• Required work
Search the material for "road" and show all lines that contain it.

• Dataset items
::::

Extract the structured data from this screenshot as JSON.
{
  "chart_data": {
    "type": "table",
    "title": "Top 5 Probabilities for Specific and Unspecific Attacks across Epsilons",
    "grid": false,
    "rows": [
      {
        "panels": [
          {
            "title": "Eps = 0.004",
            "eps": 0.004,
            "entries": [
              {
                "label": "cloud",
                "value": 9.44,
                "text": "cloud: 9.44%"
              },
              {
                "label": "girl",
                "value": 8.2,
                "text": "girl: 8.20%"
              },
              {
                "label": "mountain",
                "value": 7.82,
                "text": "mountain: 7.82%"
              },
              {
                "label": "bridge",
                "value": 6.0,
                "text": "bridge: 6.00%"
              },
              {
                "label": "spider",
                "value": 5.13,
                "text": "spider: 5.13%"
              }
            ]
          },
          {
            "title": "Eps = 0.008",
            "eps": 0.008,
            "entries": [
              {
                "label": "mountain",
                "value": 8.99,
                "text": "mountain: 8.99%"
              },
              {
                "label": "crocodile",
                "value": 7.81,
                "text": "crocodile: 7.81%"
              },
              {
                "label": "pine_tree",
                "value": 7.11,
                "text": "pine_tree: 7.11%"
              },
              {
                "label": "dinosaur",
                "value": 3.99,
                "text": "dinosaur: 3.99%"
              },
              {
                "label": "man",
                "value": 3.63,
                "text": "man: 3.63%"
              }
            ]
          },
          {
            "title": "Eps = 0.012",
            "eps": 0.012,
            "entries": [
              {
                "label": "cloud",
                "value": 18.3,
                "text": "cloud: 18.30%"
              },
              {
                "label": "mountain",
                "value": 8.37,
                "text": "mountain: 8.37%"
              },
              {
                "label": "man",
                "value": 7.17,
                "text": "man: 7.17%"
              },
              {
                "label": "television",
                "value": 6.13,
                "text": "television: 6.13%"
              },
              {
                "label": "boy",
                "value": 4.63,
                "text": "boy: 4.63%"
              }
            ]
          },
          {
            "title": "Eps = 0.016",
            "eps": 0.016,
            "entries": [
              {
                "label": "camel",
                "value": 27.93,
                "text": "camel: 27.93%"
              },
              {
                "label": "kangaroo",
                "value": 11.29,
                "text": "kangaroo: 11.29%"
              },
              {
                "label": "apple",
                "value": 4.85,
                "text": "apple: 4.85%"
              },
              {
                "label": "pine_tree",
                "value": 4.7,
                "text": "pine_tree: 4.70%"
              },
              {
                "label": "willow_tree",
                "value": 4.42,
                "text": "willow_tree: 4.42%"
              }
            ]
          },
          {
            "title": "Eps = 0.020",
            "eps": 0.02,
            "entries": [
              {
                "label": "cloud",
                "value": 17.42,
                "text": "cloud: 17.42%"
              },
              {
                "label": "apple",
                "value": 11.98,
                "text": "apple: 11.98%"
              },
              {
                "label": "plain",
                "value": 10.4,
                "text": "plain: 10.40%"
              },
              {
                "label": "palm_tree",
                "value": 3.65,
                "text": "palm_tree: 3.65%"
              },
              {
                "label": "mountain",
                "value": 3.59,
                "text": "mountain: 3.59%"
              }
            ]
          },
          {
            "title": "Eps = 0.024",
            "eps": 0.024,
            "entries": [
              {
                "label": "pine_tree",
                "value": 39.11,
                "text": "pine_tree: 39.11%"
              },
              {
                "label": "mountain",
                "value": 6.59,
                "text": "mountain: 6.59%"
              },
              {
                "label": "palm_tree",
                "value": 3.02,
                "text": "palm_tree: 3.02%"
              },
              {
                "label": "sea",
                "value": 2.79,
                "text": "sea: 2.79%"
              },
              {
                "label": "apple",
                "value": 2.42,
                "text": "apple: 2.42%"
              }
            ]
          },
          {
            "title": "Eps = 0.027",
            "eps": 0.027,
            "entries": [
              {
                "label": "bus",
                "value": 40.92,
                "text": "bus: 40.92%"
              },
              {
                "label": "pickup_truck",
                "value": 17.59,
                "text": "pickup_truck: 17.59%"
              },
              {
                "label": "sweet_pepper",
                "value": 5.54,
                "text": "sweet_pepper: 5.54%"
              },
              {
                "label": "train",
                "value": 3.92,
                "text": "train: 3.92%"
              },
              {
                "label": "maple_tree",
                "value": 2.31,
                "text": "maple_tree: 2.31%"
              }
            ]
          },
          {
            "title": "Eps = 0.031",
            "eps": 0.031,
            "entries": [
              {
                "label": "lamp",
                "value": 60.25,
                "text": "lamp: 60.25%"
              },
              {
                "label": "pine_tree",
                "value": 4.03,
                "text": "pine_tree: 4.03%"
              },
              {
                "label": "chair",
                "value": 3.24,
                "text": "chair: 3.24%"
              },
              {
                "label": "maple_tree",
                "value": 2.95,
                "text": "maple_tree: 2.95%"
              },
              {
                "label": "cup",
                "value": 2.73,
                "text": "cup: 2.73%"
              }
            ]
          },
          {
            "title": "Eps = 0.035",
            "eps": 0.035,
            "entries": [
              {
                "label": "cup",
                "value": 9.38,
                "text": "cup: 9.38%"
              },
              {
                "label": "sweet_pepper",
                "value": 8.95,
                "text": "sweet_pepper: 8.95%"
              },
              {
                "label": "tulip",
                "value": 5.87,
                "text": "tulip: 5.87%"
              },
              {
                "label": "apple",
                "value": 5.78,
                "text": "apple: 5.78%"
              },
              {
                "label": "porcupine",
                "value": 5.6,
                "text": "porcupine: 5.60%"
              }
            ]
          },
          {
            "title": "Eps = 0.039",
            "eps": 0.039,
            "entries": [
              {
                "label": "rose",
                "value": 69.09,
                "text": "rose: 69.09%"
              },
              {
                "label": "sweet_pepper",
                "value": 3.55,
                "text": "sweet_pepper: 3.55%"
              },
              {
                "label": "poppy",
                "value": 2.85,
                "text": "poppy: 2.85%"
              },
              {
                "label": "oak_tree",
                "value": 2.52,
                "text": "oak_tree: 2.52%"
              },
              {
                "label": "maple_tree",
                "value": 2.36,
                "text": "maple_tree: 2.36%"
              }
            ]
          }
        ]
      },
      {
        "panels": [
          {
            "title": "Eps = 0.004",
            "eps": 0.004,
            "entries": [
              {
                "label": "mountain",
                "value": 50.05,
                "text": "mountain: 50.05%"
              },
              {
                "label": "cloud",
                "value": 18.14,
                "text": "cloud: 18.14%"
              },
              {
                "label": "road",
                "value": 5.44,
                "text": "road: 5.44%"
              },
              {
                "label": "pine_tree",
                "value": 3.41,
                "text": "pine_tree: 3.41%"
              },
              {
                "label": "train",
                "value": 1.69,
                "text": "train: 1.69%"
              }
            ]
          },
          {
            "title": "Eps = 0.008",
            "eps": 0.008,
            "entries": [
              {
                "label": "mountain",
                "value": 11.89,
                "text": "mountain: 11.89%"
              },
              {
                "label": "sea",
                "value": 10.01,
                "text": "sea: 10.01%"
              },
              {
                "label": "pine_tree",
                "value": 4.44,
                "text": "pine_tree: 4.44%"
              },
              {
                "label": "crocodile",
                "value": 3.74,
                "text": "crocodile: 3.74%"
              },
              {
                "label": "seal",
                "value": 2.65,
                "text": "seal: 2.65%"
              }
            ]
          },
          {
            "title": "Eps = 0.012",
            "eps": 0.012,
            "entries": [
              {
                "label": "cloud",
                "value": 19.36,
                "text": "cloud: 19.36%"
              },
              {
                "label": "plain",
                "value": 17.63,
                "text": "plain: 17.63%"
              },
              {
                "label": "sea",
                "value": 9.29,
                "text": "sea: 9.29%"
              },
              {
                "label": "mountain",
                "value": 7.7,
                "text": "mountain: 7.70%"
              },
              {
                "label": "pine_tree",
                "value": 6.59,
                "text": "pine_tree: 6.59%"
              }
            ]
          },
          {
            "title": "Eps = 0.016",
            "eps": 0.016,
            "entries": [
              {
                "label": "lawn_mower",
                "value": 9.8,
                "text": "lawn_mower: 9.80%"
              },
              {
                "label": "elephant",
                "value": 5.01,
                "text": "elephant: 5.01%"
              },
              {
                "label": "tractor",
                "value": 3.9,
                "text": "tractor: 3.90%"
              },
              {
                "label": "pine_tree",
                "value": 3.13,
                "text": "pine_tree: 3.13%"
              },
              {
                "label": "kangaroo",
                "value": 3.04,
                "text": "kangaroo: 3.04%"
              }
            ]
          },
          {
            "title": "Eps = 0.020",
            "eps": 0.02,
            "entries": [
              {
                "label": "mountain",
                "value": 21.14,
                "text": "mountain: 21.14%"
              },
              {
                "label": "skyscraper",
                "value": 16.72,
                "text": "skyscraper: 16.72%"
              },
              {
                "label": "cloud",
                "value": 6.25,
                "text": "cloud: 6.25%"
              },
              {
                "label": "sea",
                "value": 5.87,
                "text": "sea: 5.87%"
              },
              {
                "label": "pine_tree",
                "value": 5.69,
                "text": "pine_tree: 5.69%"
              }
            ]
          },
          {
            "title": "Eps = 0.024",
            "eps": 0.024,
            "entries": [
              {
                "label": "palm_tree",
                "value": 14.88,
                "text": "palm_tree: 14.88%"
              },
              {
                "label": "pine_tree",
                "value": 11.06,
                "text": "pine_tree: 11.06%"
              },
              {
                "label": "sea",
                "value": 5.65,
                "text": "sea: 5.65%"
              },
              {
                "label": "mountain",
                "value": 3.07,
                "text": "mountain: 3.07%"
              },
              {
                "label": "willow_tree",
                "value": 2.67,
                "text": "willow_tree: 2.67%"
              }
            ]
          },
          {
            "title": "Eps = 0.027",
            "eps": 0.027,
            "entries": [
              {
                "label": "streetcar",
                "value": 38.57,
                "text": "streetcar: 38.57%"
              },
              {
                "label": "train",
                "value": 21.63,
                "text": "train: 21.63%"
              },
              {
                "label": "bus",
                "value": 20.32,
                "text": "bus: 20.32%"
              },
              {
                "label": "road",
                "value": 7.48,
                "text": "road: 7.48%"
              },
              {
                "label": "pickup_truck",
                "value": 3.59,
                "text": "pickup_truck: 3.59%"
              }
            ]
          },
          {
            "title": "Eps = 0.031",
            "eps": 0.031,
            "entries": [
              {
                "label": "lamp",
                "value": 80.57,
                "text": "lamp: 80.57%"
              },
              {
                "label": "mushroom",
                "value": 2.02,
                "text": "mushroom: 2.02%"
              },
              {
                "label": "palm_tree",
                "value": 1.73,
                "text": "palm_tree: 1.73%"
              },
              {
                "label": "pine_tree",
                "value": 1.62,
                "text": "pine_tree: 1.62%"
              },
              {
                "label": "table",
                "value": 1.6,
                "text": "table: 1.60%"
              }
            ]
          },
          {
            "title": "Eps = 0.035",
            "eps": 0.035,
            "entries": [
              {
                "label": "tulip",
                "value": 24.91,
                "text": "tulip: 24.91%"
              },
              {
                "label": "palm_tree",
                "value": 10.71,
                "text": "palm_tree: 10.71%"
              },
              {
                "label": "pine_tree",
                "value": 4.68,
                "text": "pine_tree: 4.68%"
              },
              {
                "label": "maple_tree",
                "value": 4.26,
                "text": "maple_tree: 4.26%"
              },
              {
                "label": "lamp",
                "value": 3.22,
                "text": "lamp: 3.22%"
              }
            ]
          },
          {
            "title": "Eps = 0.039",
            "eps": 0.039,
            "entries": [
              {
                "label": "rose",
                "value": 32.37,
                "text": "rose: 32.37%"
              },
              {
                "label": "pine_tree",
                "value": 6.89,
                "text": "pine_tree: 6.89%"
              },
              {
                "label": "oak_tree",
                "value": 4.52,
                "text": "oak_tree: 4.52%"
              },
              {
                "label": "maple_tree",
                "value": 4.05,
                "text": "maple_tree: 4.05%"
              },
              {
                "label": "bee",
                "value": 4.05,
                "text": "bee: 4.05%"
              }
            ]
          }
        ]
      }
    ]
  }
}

::::

• Written answer
                "label": "road",
                "text": "road: 5.44%"
                "label": "road",
                "text": "road: 7.48%"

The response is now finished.